begin Given data

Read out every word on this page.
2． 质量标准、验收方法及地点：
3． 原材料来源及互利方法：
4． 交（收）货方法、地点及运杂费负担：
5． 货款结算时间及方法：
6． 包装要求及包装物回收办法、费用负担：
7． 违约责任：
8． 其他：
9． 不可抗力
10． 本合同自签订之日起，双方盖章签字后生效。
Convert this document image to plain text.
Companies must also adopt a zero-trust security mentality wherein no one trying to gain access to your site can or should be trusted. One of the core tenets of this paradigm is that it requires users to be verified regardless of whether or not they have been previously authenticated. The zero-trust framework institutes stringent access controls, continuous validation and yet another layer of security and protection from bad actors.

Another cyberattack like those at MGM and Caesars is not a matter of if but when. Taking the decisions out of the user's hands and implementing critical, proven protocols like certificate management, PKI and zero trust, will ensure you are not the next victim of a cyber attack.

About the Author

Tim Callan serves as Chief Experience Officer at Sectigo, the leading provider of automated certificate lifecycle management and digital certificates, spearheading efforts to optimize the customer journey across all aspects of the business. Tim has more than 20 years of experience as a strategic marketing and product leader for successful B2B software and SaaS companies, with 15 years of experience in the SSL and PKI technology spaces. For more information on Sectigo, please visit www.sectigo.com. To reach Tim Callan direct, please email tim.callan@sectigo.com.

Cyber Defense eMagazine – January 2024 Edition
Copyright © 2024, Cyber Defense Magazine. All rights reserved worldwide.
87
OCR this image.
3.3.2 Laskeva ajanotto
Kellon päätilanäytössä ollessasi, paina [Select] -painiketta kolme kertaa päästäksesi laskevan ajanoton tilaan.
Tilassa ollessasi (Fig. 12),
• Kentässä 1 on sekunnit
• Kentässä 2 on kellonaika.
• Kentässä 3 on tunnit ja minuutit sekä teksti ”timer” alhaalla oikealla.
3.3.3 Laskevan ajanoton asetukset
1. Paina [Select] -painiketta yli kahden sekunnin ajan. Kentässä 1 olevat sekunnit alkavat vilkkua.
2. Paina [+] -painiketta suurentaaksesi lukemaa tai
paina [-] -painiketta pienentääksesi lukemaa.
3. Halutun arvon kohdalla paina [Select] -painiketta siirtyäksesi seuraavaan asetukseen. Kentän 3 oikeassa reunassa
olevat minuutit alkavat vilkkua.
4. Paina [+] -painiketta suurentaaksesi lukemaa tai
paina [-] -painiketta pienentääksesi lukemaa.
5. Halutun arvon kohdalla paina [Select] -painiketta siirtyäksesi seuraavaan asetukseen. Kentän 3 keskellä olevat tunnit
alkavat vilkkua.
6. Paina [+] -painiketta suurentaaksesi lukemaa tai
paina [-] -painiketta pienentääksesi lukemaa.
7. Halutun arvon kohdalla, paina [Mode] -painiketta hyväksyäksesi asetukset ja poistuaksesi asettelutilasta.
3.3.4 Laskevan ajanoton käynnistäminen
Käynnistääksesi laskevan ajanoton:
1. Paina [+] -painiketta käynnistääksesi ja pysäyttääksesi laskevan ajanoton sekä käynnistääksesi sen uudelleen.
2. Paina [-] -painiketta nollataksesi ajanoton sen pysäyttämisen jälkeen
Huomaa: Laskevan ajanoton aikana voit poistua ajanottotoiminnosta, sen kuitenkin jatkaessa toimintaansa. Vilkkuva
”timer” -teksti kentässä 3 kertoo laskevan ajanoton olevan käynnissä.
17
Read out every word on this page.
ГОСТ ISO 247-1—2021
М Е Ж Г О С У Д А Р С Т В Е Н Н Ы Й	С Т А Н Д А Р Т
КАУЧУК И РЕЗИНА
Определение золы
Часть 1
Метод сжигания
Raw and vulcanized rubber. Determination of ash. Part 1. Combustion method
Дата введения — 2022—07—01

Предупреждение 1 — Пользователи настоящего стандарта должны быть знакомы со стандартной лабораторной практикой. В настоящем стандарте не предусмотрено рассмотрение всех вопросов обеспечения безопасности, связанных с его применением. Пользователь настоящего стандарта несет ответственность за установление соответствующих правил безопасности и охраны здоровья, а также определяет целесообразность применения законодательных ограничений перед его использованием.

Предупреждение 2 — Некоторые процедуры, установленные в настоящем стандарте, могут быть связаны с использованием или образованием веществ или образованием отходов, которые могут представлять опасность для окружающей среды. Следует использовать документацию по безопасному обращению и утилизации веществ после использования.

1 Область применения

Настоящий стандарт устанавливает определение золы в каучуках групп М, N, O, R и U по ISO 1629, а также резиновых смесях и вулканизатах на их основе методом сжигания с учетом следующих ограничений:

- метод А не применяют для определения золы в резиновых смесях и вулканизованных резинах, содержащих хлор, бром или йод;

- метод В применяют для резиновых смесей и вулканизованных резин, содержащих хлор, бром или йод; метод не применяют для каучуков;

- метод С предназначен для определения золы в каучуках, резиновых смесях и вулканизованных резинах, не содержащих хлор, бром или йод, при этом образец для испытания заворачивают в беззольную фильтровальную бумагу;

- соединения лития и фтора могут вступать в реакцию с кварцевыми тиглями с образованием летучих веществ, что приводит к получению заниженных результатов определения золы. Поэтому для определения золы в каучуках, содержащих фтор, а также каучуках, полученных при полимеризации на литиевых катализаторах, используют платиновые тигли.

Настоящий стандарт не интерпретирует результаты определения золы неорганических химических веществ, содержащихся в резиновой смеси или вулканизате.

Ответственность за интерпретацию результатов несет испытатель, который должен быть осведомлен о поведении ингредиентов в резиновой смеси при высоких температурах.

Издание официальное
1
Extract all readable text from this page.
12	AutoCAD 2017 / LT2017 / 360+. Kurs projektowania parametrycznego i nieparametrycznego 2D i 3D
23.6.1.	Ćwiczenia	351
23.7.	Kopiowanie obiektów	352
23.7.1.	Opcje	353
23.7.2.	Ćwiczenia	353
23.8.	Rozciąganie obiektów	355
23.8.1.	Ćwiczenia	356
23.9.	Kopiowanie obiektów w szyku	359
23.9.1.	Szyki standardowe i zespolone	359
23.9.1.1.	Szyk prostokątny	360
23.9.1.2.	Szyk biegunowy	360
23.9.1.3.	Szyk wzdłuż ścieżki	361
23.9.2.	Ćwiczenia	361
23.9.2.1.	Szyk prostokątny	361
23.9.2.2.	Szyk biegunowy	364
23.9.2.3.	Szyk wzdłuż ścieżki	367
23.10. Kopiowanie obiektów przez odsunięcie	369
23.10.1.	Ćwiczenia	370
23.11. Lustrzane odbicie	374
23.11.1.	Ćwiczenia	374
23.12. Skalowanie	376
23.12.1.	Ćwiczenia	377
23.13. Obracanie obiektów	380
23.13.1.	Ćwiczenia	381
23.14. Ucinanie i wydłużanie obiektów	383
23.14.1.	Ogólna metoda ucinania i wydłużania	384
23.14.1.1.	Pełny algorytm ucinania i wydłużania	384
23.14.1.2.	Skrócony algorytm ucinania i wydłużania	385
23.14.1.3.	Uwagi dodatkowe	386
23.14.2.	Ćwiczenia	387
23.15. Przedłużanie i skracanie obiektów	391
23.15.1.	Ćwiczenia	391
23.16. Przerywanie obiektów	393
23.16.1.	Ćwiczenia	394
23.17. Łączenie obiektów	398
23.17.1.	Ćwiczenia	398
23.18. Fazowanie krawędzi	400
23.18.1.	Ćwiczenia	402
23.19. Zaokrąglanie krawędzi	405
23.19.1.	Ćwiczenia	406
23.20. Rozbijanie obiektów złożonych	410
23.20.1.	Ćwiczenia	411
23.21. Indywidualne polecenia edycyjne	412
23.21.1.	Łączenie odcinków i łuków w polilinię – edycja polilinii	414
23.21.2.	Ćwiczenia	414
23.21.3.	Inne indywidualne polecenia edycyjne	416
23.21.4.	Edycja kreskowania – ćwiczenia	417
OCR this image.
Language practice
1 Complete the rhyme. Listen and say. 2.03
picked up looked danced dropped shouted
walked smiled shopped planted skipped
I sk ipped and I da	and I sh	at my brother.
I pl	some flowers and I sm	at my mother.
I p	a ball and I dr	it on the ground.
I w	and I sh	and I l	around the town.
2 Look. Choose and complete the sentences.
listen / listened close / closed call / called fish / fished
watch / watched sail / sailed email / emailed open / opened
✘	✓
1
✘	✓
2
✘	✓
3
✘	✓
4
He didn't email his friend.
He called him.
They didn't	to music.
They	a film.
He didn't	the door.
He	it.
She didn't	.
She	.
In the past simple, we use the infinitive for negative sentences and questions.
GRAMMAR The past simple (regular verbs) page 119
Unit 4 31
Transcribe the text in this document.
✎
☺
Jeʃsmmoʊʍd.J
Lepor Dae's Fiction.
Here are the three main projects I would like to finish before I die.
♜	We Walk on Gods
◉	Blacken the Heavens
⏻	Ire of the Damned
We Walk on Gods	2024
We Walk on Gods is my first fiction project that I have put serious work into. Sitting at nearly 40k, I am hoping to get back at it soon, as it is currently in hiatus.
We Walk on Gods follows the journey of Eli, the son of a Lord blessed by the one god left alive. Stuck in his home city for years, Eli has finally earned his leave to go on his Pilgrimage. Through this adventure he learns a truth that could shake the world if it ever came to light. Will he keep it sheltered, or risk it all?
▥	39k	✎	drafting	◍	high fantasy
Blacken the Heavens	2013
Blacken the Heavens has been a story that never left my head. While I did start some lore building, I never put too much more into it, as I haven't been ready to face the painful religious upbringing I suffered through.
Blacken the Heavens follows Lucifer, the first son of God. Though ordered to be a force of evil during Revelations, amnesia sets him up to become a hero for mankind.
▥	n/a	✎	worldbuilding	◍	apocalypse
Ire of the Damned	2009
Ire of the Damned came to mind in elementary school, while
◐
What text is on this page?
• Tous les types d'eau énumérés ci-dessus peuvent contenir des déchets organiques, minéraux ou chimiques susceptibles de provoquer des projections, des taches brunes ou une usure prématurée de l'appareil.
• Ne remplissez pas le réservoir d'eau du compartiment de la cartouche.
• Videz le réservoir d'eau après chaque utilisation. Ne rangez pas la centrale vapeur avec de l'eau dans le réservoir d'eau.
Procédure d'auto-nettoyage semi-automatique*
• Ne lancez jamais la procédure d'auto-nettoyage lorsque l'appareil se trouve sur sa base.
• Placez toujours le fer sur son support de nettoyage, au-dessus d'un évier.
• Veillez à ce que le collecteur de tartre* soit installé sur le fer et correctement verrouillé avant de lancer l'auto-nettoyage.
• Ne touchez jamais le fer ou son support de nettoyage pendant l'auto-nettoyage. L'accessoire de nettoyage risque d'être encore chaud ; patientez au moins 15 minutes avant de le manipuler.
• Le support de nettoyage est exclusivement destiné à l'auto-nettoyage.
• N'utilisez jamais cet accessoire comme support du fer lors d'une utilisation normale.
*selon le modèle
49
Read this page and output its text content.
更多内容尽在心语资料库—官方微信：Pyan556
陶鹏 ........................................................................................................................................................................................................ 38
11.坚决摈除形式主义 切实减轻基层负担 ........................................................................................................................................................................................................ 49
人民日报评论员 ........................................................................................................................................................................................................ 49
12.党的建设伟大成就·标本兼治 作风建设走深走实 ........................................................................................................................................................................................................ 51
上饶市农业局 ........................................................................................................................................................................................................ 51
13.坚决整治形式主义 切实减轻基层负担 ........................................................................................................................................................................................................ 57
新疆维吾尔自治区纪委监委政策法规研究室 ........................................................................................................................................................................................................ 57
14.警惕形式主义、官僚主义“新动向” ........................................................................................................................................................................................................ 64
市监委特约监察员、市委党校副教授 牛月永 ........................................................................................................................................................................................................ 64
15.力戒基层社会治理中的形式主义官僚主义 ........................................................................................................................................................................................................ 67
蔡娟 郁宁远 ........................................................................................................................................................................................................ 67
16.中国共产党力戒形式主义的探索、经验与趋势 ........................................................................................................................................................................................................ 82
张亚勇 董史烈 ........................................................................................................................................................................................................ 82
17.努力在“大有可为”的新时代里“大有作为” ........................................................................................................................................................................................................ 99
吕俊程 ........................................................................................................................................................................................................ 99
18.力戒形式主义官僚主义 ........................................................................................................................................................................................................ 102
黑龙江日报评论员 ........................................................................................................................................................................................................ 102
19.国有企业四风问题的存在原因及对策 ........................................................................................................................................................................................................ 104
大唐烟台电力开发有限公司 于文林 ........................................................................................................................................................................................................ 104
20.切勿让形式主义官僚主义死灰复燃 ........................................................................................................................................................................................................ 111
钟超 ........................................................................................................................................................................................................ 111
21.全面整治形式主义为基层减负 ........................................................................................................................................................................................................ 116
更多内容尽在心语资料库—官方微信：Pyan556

end Given data

**Work to do**
From the listing, copy every line where the string "dessus" appears.

**Problem solution**
• Tous les types d'eau énumérés ci-dessus peuvent contenir des déchets organiques, minéraux ou chimiques susceptibles de provoquer des projections, des taches brunes ou une usure prématurée de l'appareil.
• Placez toujours le fer sur son support de nettoyage, au-dessus d'un évier.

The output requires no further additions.